■ Goal
Your answer is a single number: the count of lines that contain the string "User".

■ The input

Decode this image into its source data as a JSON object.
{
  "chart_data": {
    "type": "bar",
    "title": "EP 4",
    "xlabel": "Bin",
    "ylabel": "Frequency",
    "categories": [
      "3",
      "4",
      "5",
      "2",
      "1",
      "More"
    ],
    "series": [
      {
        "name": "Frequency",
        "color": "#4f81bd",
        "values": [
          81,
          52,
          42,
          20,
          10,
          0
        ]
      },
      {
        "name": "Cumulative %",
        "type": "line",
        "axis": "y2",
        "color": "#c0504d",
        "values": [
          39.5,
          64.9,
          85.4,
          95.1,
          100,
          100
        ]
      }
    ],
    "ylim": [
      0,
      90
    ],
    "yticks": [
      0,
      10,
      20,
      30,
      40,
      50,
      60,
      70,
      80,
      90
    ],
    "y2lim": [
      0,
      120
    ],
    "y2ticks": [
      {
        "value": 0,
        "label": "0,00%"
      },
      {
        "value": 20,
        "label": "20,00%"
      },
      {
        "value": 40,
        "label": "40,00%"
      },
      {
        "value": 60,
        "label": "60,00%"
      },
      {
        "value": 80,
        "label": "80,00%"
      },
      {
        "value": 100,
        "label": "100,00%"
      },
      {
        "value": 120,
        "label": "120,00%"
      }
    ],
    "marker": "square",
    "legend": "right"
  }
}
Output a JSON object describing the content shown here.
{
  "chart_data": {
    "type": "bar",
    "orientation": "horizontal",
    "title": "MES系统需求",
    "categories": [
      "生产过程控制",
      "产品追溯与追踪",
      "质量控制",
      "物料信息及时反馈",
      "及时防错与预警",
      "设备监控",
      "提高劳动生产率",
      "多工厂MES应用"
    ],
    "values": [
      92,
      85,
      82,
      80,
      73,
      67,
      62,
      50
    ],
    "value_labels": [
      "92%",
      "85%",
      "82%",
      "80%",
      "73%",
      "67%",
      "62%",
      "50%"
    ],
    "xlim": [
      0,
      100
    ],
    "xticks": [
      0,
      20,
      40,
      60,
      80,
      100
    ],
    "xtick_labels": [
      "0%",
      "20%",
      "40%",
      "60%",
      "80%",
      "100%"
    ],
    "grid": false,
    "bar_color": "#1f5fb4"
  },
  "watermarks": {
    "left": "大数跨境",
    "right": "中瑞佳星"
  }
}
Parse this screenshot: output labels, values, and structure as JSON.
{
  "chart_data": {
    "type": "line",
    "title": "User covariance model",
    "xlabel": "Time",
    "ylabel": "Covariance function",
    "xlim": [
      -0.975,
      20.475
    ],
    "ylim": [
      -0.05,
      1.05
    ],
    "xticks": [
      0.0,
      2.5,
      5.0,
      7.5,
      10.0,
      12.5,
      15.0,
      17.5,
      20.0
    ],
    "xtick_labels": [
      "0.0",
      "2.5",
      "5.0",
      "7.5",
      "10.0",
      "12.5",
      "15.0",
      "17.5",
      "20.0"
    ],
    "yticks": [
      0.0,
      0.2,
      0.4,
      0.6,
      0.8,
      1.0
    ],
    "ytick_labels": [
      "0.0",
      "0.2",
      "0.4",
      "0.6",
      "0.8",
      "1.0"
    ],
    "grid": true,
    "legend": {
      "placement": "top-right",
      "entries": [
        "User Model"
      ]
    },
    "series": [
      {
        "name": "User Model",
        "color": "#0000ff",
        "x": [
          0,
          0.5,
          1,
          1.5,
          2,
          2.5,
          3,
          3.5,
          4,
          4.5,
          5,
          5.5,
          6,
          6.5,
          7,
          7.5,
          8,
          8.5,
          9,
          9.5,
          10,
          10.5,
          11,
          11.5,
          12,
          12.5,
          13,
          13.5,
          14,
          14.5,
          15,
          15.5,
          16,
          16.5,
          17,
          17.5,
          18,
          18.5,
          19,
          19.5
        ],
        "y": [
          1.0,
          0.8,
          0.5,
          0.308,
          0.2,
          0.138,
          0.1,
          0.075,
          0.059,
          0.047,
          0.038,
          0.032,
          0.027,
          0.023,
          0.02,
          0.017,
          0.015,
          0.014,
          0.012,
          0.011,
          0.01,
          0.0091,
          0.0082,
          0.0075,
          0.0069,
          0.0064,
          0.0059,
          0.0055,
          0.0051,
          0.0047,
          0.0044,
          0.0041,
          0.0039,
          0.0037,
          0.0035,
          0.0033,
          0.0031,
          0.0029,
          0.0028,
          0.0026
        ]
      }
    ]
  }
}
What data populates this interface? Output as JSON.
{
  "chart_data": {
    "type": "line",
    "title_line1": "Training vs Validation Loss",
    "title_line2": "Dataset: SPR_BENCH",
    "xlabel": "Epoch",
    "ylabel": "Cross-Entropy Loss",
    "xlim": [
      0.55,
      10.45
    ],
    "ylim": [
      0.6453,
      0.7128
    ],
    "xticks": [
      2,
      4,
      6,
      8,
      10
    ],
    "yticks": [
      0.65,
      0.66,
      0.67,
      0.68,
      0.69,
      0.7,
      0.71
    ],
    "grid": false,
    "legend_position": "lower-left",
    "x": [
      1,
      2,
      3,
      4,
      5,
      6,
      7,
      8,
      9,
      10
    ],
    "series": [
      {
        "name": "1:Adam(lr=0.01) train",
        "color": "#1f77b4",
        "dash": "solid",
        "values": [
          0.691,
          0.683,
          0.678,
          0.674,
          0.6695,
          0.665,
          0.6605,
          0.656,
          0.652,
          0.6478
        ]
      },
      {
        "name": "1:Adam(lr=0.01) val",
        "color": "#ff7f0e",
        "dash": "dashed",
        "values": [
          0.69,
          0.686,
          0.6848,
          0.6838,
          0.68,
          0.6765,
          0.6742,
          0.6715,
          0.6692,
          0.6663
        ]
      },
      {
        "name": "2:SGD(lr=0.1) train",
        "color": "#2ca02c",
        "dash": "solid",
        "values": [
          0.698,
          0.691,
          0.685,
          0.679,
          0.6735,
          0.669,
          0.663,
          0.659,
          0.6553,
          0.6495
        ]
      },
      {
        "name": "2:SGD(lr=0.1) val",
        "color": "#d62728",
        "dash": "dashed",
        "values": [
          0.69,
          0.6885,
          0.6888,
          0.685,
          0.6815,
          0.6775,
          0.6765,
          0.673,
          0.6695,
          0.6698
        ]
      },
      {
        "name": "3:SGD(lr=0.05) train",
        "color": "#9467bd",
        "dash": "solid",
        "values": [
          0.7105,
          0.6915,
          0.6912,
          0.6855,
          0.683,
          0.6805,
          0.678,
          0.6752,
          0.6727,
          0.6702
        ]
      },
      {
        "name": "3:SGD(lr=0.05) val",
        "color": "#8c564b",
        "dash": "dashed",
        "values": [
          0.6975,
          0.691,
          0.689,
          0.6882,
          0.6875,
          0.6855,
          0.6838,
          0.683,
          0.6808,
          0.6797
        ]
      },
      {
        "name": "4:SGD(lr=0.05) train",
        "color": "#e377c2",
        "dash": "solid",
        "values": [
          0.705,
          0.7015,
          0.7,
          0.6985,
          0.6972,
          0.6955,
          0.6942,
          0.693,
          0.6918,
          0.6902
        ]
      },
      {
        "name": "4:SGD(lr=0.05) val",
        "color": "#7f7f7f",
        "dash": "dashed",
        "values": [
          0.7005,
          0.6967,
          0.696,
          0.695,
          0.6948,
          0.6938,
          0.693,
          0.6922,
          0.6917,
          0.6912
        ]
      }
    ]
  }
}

■ The output
3